Your task: Your answer should be one number: the count of lines in these entries that hold the word "الدعوة".

Source records:

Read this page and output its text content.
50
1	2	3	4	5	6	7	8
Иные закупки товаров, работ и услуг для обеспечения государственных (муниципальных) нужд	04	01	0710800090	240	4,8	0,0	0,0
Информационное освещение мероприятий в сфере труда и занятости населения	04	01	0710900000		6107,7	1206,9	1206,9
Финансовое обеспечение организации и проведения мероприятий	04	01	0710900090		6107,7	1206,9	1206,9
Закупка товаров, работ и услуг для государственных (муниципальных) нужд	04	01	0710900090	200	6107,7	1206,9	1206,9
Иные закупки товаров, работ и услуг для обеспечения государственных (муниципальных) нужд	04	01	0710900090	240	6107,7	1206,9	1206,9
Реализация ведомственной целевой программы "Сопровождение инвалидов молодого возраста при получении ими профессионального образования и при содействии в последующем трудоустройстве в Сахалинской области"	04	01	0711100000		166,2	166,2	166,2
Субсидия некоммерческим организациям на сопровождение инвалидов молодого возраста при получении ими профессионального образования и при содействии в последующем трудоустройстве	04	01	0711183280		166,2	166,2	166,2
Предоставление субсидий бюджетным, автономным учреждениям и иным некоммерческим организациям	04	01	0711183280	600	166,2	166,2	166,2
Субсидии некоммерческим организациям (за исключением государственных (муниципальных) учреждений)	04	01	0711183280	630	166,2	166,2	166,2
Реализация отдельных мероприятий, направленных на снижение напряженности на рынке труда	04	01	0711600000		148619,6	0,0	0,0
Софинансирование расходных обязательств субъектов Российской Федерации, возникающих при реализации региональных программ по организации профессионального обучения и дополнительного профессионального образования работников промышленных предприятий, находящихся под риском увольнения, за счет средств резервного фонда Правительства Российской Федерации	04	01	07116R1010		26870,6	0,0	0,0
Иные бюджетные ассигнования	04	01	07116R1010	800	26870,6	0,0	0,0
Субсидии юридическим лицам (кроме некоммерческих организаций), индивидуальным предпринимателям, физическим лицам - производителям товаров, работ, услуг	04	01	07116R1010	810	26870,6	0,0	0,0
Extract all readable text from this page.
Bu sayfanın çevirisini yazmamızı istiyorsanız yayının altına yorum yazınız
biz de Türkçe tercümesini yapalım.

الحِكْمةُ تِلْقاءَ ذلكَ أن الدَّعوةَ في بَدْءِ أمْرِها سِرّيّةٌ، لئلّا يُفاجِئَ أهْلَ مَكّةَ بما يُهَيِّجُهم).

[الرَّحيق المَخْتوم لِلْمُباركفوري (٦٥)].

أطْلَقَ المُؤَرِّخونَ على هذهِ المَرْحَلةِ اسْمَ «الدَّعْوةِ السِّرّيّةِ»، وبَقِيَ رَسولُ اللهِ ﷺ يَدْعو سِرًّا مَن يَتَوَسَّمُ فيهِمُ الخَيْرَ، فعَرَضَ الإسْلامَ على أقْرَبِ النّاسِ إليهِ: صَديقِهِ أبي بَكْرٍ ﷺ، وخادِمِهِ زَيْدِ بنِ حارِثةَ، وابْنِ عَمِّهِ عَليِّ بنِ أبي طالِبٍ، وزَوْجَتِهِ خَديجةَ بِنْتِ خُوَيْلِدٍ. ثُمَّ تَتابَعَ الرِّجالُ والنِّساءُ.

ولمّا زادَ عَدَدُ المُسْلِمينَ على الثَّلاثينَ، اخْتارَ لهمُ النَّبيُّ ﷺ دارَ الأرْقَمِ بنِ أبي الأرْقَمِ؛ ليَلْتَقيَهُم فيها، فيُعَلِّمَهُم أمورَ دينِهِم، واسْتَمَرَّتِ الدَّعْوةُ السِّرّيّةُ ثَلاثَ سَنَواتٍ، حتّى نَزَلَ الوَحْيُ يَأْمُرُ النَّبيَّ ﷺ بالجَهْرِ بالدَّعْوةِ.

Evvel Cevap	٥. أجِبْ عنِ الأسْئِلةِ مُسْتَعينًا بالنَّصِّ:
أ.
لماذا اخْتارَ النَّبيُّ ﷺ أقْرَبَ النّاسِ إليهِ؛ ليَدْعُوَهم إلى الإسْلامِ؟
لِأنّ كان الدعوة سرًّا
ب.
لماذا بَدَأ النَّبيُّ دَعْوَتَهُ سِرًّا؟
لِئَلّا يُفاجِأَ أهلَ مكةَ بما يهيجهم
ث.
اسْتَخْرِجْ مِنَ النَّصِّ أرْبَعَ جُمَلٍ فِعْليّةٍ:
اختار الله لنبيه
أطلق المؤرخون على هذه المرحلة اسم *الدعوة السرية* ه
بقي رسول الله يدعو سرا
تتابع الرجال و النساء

Worked solution: 2